Extracted material:

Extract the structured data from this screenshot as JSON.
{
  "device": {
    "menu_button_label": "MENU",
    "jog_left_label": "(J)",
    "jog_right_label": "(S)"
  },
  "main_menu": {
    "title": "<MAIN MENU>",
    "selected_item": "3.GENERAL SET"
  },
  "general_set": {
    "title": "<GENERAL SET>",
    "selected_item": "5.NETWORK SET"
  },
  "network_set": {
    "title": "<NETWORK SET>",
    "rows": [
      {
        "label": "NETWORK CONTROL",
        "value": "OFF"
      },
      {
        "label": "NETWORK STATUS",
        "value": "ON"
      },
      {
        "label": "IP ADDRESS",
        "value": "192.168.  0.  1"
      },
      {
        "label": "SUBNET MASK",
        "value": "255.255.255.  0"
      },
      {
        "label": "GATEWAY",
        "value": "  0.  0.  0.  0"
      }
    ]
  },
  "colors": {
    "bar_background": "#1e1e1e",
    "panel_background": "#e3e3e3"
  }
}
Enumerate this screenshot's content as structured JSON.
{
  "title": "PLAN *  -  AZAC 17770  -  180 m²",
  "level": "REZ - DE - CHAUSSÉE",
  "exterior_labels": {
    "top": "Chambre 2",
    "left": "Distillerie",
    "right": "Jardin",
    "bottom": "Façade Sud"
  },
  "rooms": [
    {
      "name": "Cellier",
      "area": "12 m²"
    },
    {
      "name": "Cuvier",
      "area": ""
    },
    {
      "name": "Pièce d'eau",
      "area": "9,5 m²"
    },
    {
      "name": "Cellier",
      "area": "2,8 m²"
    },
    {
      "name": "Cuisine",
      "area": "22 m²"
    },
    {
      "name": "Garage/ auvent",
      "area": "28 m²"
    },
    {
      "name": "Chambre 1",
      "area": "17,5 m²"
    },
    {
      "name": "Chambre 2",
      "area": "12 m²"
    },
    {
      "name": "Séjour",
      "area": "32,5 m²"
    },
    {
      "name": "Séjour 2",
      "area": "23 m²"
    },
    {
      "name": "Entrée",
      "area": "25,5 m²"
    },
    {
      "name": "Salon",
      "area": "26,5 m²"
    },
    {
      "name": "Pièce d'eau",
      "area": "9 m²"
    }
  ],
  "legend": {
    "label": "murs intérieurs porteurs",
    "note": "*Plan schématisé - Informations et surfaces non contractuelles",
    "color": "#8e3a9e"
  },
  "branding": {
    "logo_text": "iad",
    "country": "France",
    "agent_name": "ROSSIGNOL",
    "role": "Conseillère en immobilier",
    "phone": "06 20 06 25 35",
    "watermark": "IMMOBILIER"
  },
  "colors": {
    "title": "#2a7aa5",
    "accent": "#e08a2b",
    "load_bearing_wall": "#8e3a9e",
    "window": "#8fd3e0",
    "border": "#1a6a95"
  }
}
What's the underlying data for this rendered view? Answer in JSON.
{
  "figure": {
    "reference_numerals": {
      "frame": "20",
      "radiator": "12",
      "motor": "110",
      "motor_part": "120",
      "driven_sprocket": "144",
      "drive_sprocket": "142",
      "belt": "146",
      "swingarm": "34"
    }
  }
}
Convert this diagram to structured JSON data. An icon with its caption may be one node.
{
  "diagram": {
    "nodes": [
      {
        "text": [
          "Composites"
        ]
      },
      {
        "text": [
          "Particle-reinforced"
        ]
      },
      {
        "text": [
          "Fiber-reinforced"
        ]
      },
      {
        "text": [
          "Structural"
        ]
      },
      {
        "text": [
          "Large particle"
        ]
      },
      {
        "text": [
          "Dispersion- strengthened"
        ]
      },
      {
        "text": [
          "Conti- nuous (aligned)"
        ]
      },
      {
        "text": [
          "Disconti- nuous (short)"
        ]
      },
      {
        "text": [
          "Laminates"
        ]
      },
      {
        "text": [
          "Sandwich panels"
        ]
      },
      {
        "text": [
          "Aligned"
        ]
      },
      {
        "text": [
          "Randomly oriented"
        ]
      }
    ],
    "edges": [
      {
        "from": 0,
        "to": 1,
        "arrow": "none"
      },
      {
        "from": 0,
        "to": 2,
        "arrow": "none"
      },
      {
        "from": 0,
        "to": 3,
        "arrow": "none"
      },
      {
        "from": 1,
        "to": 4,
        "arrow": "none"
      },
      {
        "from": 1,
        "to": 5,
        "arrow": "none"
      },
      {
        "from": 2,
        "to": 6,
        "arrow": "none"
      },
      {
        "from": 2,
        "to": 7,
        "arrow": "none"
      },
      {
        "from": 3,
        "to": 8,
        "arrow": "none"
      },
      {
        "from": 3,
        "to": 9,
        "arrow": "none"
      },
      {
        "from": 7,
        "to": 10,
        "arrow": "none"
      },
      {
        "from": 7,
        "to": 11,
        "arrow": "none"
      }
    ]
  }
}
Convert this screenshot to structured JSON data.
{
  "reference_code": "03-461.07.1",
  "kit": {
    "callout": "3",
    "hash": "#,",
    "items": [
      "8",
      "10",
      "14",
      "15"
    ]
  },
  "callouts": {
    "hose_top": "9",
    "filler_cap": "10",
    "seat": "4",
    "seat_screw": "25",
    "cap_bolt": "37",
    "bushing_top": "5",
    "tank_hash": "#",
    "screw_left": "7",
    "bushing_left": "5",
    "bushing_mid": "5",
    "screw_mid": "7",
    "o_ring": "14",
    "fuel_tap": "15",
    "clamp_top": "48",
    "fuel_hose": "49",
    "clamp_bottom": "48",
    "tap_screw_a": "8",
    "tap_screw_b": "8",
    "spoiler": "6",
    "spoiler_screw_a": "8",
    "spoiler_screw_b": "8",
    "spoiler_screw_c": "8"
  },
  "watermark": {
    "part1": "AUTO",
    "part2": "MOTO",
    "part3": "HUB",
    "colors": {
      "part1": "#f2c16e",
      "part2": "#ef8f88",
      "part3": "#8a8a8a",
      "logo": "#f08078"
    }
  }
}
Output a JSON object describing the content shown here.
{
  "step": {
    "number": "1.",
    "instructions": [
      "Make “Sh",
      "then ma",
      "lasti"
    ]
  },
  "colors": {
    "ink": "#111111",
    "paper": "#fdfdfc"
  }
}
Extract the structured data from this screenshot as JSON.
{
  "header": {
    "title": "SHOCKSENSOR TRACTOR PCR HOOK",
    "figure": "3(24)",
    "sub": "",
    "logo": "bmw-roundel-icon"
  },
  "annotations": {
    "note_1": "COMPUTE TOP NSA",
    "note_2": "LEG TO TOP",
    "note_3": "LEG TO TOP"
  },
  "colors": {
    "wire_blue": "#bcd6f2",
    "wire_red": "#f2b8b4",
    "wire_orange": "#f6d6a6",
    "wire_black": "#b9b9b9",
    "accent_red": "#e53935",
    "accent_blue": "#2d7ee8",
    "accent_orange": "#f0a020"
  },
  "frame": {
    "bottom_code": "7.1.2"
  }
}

Short problem:
Only lines with the string "structured" belong in your answer; copy each one.

Written answer:
Extract the structured data from this screenshot as JSON.
Enumerate this screenshot's content as structured JSON.
Convert this diagram to structured JSON data. An icon with its caption may be one node.
Convert this screenshot to structured JSON data.
Extract the structured data from this screenshot as JSON.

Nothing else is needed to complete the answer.